▸ **MATERIAL FOR THIS TASK**:
====

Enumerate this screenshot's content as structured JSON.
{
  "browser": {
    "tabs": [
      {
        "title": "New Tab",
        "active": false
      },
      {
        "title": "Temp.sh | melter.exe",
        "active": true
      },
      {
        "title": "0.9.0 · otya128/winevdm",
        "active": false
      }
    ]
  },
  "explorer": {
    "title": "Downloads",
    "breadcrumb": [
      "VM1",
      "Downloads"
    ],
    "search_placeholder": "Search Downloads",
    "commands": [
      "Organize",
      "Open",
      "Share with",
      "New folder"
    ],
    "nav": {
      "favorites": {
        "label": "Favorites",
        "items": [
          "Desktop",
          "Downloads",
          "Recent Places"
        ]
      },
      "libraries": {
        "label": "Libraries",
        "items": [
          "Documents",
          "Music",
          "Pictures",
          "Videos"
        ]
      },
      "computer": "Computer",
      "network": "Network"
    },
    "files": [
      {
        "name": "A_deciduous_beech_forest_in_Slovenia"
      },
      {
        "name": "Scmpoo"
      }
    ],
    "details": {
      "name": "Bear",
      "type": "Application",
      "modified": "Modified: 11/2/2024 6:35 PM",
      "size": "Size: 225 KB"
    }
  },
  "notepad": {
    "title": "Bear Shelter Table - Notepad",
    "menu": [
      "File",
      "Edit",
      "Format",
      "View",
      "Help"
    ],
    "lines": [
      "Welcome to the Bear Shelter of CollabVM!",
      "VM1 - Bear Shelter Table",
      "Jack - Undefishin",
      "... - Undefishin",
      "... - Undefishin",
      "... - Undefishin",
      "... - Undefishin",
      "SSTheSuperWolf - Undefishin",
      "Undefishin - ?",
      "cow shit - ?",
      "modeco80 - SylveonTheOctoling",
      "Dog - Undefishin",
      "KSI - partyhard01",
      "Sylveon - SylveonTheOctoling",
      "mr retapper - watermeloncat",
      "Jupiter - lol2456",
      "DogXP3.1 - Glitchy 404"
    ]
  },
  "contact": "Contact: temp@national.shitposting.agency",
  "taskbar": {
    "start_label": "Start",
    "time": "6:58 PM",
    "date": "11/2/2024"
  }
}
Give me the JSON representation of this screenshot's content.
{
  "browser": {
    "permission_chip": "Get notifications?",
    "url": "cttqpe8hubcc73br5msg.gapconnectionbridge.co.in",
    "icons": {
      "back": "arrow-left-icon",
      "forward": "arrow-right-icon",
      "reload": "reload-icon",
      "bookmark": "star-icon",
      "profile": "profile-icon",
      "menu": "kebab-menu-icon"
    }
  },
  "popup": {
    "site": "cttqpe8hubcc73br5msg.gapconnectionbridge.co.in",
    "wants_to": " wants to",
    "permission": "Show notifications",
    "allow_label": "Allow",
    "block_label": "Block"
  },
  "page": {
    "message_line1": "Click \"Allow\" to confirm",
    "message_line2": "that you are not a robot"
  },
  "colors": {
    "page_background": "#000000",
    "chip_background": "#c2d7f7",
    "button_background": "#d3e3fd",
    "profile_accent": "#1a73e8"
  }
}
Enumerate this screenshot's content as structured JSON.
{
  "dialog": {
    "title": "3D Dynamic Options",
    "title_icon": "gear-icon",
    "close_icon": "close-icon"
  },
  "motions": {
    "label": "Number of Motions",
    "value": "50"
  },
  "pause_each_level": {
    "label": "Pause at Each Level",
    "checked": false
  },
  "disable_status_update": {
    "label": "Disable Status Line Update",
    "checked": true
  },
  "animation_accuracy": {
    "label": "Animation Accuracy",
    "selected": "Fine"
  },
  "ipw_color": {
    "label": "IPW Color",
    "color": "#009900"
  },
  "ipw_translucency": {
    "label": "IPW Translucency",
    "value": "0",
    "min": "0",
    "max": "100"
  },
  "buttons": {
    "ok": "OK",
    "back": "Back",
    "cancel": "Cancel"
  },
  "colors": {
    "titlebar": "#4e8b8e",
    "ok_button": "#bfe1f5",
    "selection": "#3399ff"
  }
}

====

▸ **WHAT YOU WILL DO**:
Pull out the lines above in which the word "arrow" appears.

▸ **THE RESPONSE**:
      "back": "arrow-left-icon",
      "forward": "arrow-right-icon",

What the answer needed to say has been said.